* _PROMPT_:
Every picture should be left out, but the lines below must be repeated exactly.

* _SUPPLIED ENTRIES_:

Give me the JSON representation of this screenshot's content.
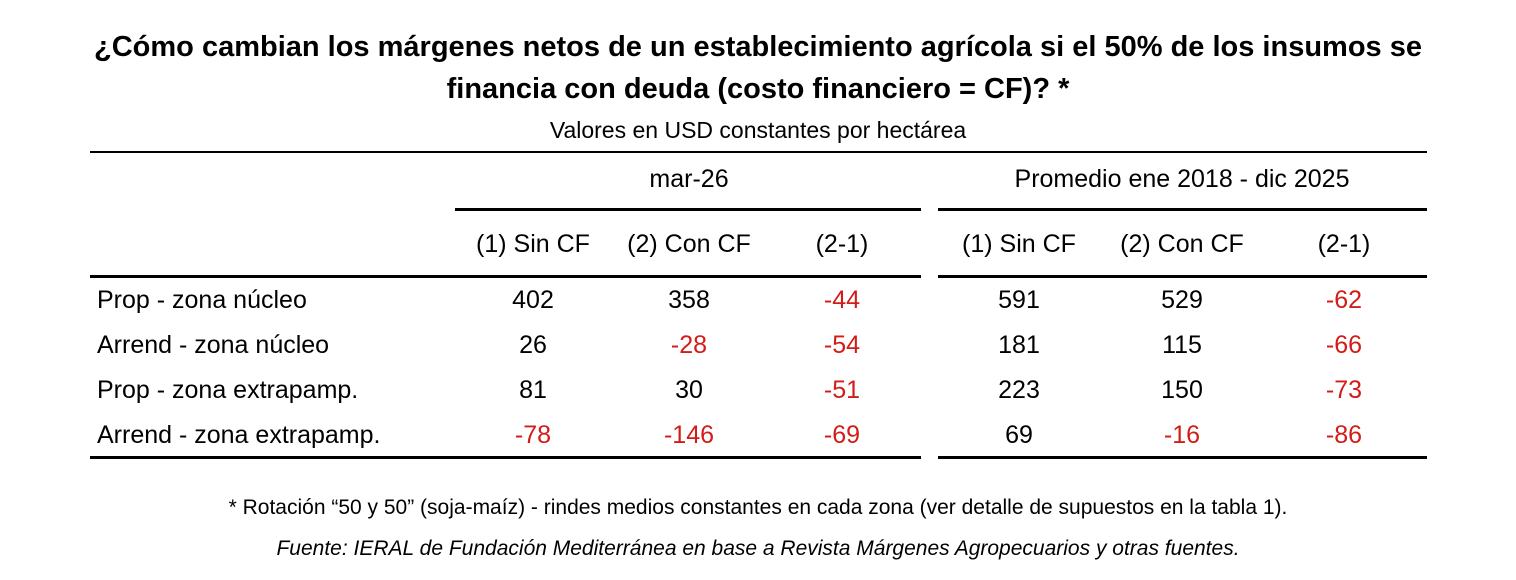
{
  "title_line1": "¿Cómo cambian los márgenes netos de un establecimiento agrícola si el 50% de los insumos se",
  "title_line2": "financia con deuda (costo financiero = CF)? *",
  "subtitle": "Valores en USD constantes por hectárea",
  "groups": [
    "mar-26",
    "Promedio ene 2018 - dic 2025"
  ],
  "columns": [
    "(1) Sin CF",
    "(2) Con CF",
    "(2-1)",
    "(1) Sin CF",
    "(2) Con CF",
    "(2-1)"
  ],
  "rows": [
    {
      "label": "Prop - zona núcleo",
      "values": [
        "402",
        "358",
        "-44",
        "591",
        "529",
        "-62"
      ]
    },
    {
      "label": "Arrend - zona núcleo",
      "values": [
        "26",
        "-28",
        "-54",
        "181",
        "115",
        "-66"
      ]
    },
    {
      "label": "Prop - zona extrapamp.",
      "values": [
        "81",
        "30",
        "-51",
        "223",
        "150",
        "-73"
      ]
    },
    {
      "label": "Arrend - zona extrapamp.",
      "values": [
        "-78",
        "-146",
        "-69",
        "69",
        "-16",
        "-86"
      ]
    }
  ],
  "footnote": "* Rotación “50 y 50” (soja-maíz) - rindes medios constantes en cada zona (ver detalle de supuestos en la tabla 1).",
  "source": "Fuente: IERAL de Fundación Mediterránea en base a Revista Márgenes Agropecuarios y otras fuentes.",
  "colors": {
    "negative": "#d21c17",
    "text": "#000000"
  }
}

* _SOLUTION FOR THIS EXERCISE_:
Give me the JSON representation of this screenshot's content.
{
  "title_line1": "¿Cómo cambian los márgenes netos de un establecimiento agrícola si el 50% de los insumos se",
  "title_line2": "financia con deuda (costo financiero = CF)? *",
  "subtitle": "Valores en USD constantes por hectárea",
  "groups": [
    "mar-26",
    "Promedio ene 2018 - dic 2025"
  ],
  "columns": [
    "(1) Sin CF",
    "(2) Con CF",
    "(2-1)",
    "(1) Sin CF",
    "(2) Con CF",
    "(2-1)"
  ],
  "rows": [
    {
      "label": "Prop - zona núcleo",
      "values": [
        "402",
        "358",
        "-44",
        "591",
        "529",
        "-62"
      ]
    },
    {
      "label": "Arrend - zona núcleo",
      "values": [
        "26",
        "-28",
        "-54",
        "181",
        "115",
        "-66"
      ]
    },
    {
      "label": "Prop - zona extrapamp.",
      "values": [
        "81",
        "30",
        "-51",
        "223",
        "150",
        "-73"
      ]
    },
    {
      "label": "Arrend - zona extrapamp.",
      "values": [
        "-78",
        "-146",
        "-69",
        "69",
        "-16",
        "-86"
      ]
    }
  ],
  "footnote": "* Rotación “50 y 50” (soja-maíz) - rindes medios constantes en cada zona (ver detalle de supuestos en la tabla 1).",
  "source": "Fuente: IERAL de Fundación Mediterránea en base a Revista Márgenes Agropecuarios y otras fuentes.",
  "colors": {
    "negative": "#d21c17",
    "text": "#000000"
  }
}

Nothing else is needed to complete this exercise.